-- start of Records to use --

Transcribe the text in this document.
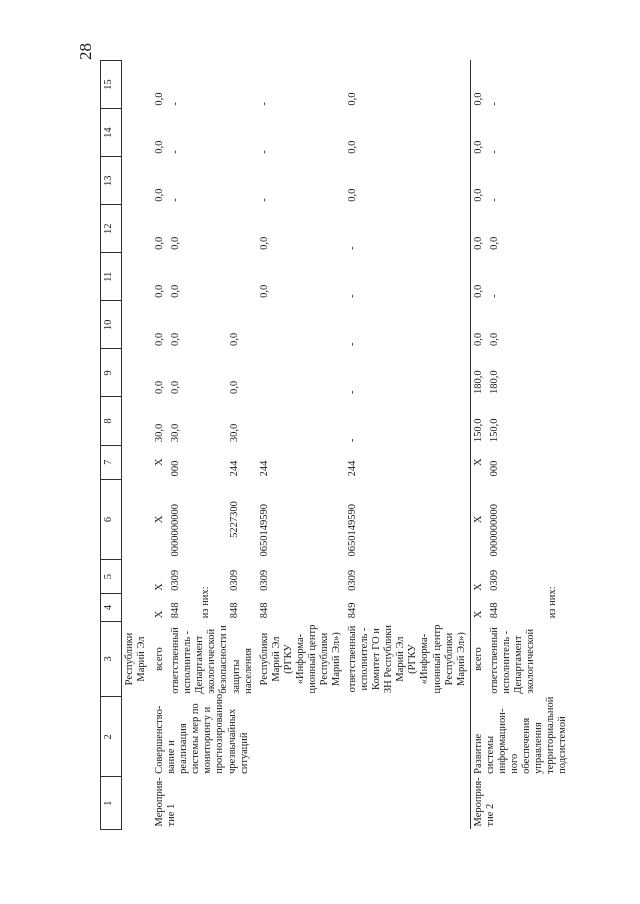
28
1	2	3	4	5	6	7	8	9	10	11	12	13	14	15
		Республики Марий Эл												
Мероприя-тие 1	Совершенство-вание и реализация системы мер по мониторингу и прогнозированию чрезвычайных ситуаций	всего	Х	Х	Х	Х	30,0	0,0	0,0	0,0	0,0	0,0	0,0	0,0
		ответственный исполнитель - Департамент экологической безопасности и защиты населения	848	0309	0000000000	000	30,0	0,0	0,0	0,0	0,0	-	-	-
			из них:											
			848	0309	5227300	244	30,0	0,0	0,0					
		Республики Марий Эл (РГКУ «Информа-ционный центр Республики Марий Эл»)	848	0309	0650149590	244				0,0	0,0	-	-	-
		ответственный исполнитель - Комитет ГО и ЗН Республики Марий Эл (РГКУ «Информа-ционный центр Республики Марий Эл»)	849	0309	0650149590	244	-	-	-	-	-	0,0	0,0	0,0
Мероприя-тие 2	Развитие системы информацион-ного обеспечения управления территориальной подсистемой	всего	Х	Х	Х	Х	150,0	180,0	0,0	0,0	0,0	0,0	0,0	0,0
		ответственный исполнитель - Департамент экологической	848	0309	0000000000	000	150,0	180,0	0,0	-	0,0	-	-	-
			из них:											
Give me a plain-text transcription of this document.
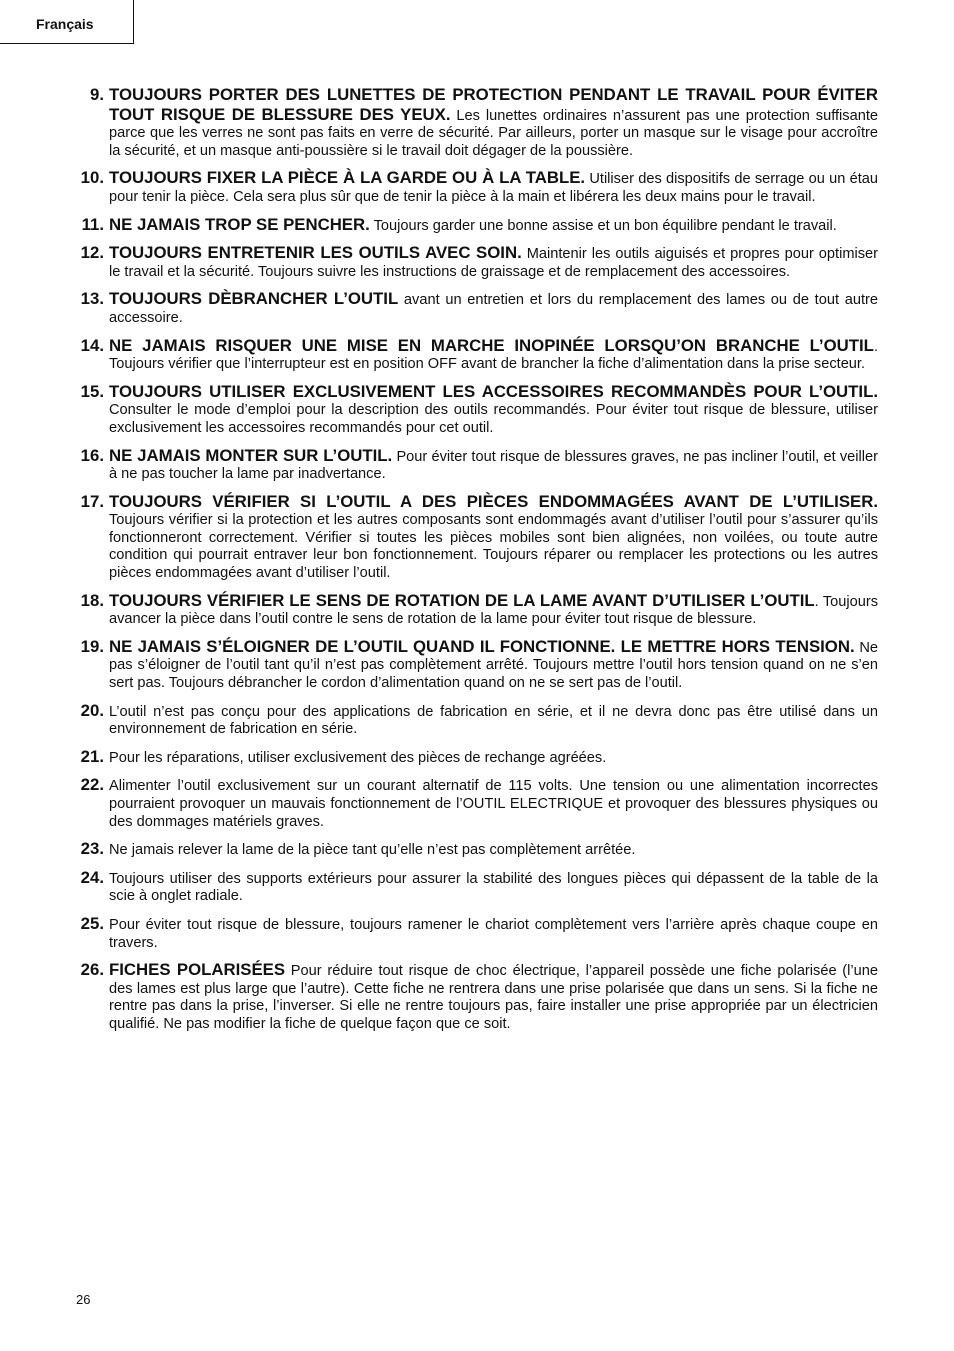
Français
9. TOUJOURS PORTER DES LUNETTES DE PROTECTION PENDANT LE TRAVAIL POUR ÉVITER TOUT RISQUE DE BLESSURE DES YEUX. Les lunettes ordinaires n’assurent pas une protection suffisante parce que les verres ne sont pas faits en verre de sécurité. Par ailleurs, porter un masque sur le visage pour accroître la sécurité, et un masque anti-poussière si le travail doit dégager de la poussière.
10. TOUJOURS FIXER LA PIÈCE À LA GARDE OU À LA TABLE. Utiliser des dispositifs de serrage ou un étau pour tenir la pièce. Cela sera plus sûr que de tenir la pièce à la main et libérera les deux mains pour le travail.
11. NE JAMAIS TROP SE PENCHER. Toujours garder une bonne assise et un bon équilibre pendant le travail.
12. TOUJOURS ENTRETENIR LES OUTILS AVEC SOIN. Maintenir les outils aiguisés et propres pour optimiser le travail et la sécurité. Toujours suivre les instructions de graissage et de remplacement des accessoires.
13. TOUJOURS DÈBRANCHER L’OUTIL avant un entretien et lors du remplacement des lames ou de tout autre accessoire.
14. NE JAMAIS RISQUER UNE MISE EN MARCHE INOPINÉE LORSQU’ON BRANCHE L’OUTIL. Toujours vérifier que l’interrupteur est en position OFF avant de brancher la fiche d’alimentation dans la prise secteur.
15. TOUJOURS UTILISER EXCLUSIVEMENT LES ACCESSOIRES RECOMMANDÈS POUR L’OUTIL. Consulter le mode d’emploi pour la description des outils recommandés. Pour éviter tout risque de blessure, utiliser exclusivement les accessoires recommandés pour cet outil.
16. NE JAMAIS MONTER SUR L’OUTIL. Pour éviter tout risque de blessures graves, ne pas incliner l’outil, et veiller à ne pas toucher la lame par inadvertance.
17. TOUJOURS VÉRIFIER SI L’OUTIL A DES PIÈCES ENDOMMAGÉES AVANT DE L’UTILISER. Toujours vérifier si la protection et les autres composants sont endommagés avant d’utiliser l’outil pour s’assurer qu’ils fonctionneront correctement. Vérifier si toutes les pièces mobiles sont bien alignées, non voilées, ou toute autre condition qui pourrait entraver leur bon fonctionnement. Toujours réparer ou remplacer les protections ou les autres pièces endommagées avant d’utiliser l’outil.
18. TOUJOURS VÉRIFIER LE SENS DE ROTATION DE LA LAME AVANT D’UTILISER L’OUTIL. Toujours avancer la pièce dans l’outil contre le sens de rotation de la lame pour éviter tout risque de blessure.
19. NE JAMAIS S’ÉLOIGNER DE L’OUTIL QUAND IL FONCTIONNE. LE METTRE HORS TENSION. Ne pas s’éloigner de l’outil tant qu’il n’est pas complètement arrêté. Toujours mettre l’outil hors tension quand on ne s’en sert pas. Toujours débrancher le cordon d’alimentation quand on ne se sert pas de l’outil.
20. L’outil n’est pas conçu pour des applications de fabrication en série, et il ne devra donc pas être utilisé dans un environnement de fabrication en série.
21. Pour les réparations, utiliser exclusivement des pièces de rechange agréées.
22. Alimenter l’outil exclusivement sur un courant alternatif de 115 volts. Une tension ou une alimentation incorrectes pourraient provoquer un mauvais fonctionnement de l’OUTIL ELECTRIQUE et provoquer des blessures physiques ou des dommages matériels graves.
23. Ne jamais relever la lame de la pièce tant qu’elle n’est pas complètement arrêtée.
24. Toujours utiliser des supports extérieurs pour assurer la stabilité des longues pièces qui dépassent de la table de la scie à onglet radiale.
25. Pour éviter tout risque de blessure, toujours ramener le chariot complètement vers l’arrière après chaque coupe en travers.
26. FICHES POLARISÉES Pour réduire tout risque de choc électrique, l’appareil possède une fiche polarisée (l’une des lames est plus large que l’autre). Cette fiche ne rentrera dans une prise polarisée que dans un sens. Si la fiche ne rentre pas dans la prise, l’inverser. Si elle ne rentre toujours pas, faire installer une prise appropriée par un électricien qualifié. Ne pas modifier la fiche de quelque façon que ce soit.
26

-- end of Records to use --

Copy every line of the data word for word, omitting the images.

# Expected answer:
Transcribe the text in this document.
28
1	2	3	4	5	6	7	8	9	10	11	12	13	14	15
		Республики Марий Эл												
Мероприя-тие 1	Совершенство-вание и реализация системы мер по мониторингу и прогнозированию чрезвычайных ситуаций	всего	Х	Х	Х	Х	30,0	0,0	0,0	0,0	0,0	0,0	0,0	0,0
		ответственный исполнитель - Департамент экологической безопасности и защиты населения	848	0309	0000000000	000	30,0	0,0	0,0	0,0	0,0	-	-	-
			из них:											
			848	0309	5227300	244	30,0	0,0	0,0					
		Республики Марий Эл (РГКУ «Информа-ционный центр Республики Марий Эл»)	848	0309	0650149590	244				0,0	0,0	-	-	-
		ответственный исполнитель - Комитет ГО и ЗН Республики Марий Эл (РГКУ «Информа-ционный центр Республики Марий Эл»)	849	0309	0650149590	244	-	-	-	-	-	0,0	0,0	0,0
Мероприя-тие 2	Развитие системы информацион-ного обеспечения управления территориальной подсистемой	всего	Х	Х	Х	Х	150,0	180,0	0,0	0,0	0,0	0,0	0,0	0,0
		ответственный исполнитель - Департамент экологической	848	0309	0000000000	000	150,0	180,0	0,0	-	0,0	-	-	-
			из них:											
Give me a plain-text transcription of this document.
Français
9. TOUJOURS PORTER DES LUNETTES DE PROTECTION PENDANT LE TRAVAIL POUR ÉVITER TOUT RISQUE DE BLESSURE DES YEUX. Les lunettes ordinaires n’assurent pas une protection suffisante parce que les verres ne sont pas faits en verre de sécurité. Par ailleurs, porter un masque sur le visage pour accroître la sécurité, et un masque anti-poussière si le travail doit dégager de la poussière.
10. TOUJOURS FIXER LA PIÈCE À LA GARDE OU À LA TABLE. Utiliser des dispositifs de serrage ou un étau pour tenir la pièce. Cela sera plus sûr que de tenir la pièce à la main et libérera les deux mains pour le travail.
11. NE JAMAIS TROP SE PENCHER. Toujours garder une bonne assise et un bon équilibre pendant le travail.
12. TOUJOURS ENTRETENIR LES OUTILS AVEC SOIN. Maintenir les outils aiguisés et propres pour optimiser le travail et la sécurité. Toujours suivre les instructions de graissage et de remplacement des accessoires.
13. TOUJOURS DÈBRANCHER L’OUTIL avant un entretien et lors du remplacement des lames ou de tout autre accessoire.
14. NE JAMAIS RISQUER UNE MISE EN MARCHE INOPINÉE LORSQU’ON BRANCHE L’OUTIL. Toujours vérifier que l’interrupteur est en position OFF avant de brancher la fiche d’alimentation dans la prise secteur.
15. TOUJOURS UTILISER EXCLUSIVEMENT LES ACCESSOIRES RECOMMANDÈS POUR L’OUTIL. Consulter le mode d’emploi pour la description des outils recommandés. Pour éviter tout risque de blessure, utiliser exclusivement les accessoires recommandés pour cet outil.
16. NE JAMAIS MONTER SUR L’OUTIL. Pour éviter tout risque de blessures graves, ne pas incliner l’outil, et veiller à ne pas toucher la lame par inadvertance.
17. TOUJOURS VÉRIFIER SI L’OUTIL A DES PIÈCES ENDOMMAGÉES AVANT DE L’UTILISER. Toujours vérifier si la protection et les autres composants sont endommagés avant d’utiliser l’outil pour s’assurer qu’ils fonctionneront correctement. Vérifier si toutes les pièces mobiles sont bien alignées, non voilées, ou toute autre condition qui pourrait entraver leur bon fonctionnement. Toujours réparer ou remplacer les protections ou les autres pièces endommagées avant d’utiliser l’outil.
18. TOUJOURS VÉRIFIER LE SENS DE ROTATION DE LA LAME AVANT D’UTILISER L’OUTIL. Toujours avancer la pièce dans l’outil contre le sens de rotation de la lame pour éviter tout risque de blessure.
19. NE JAMAIS S’ÉLOIGNER DE L’OUTIL QUAND IL FONCTIONNE. LE METTRE HORS TENSION. Ne pas s’éloigner de l’outil tant qu’il n’est pas complètement arrêté. Toujours mettre l’outil hors tension quand on ne s’en sert pas. Toujours débrancher le cordon d’alimentation quand on ne se sert pas de l’outil.
20. L’outil n’est pas conçu pour des applications de fabrication en série, et il ne devra donc pas être utilisé dans un environnement de fabrication en série.
21. Pour les réparations, utiliser exclusivement des pièces de rechange agréées.
22. Alimenter l’outil exclusivement sur un courant alternatif de 115 volts. Une tension ou une alimentation incorrectes pourraient provoquer un mauvais fonctionnement de l’OUTIL ELECTRIQUE et provoquer des blessures physiques ou des dommages matériels graves.
23. Ne jamais relever la lame de la pièce tant qu’elle n’est pas complètement arrêtée.
24. Toujours utiliser des supports extérieurs pour assurer la stabilité des longues pièces qui dépassent de la table de la scie à onglet radiale.
25. Pour éviter tout risque de blessure, toujours ramener le chariot complètement vers l’arrière après chaque coupe en travers.
26. FICHES POLARISÉES Pour réduire tout risque de choc électrique, l’appareil possède une fiche polarisée (l’une des lames est plus large que l’autre). Cette fiche ne rentrera dans une prise polarisée que dans un sens. Si la fiche ne rentre pas dans la prise, l’inverser. Si elle ne rentre toujours pas, faire installer une prise appropriée par un électricien qualifié. Ne pas modifier la fiche de quelque façon que ce soit.
26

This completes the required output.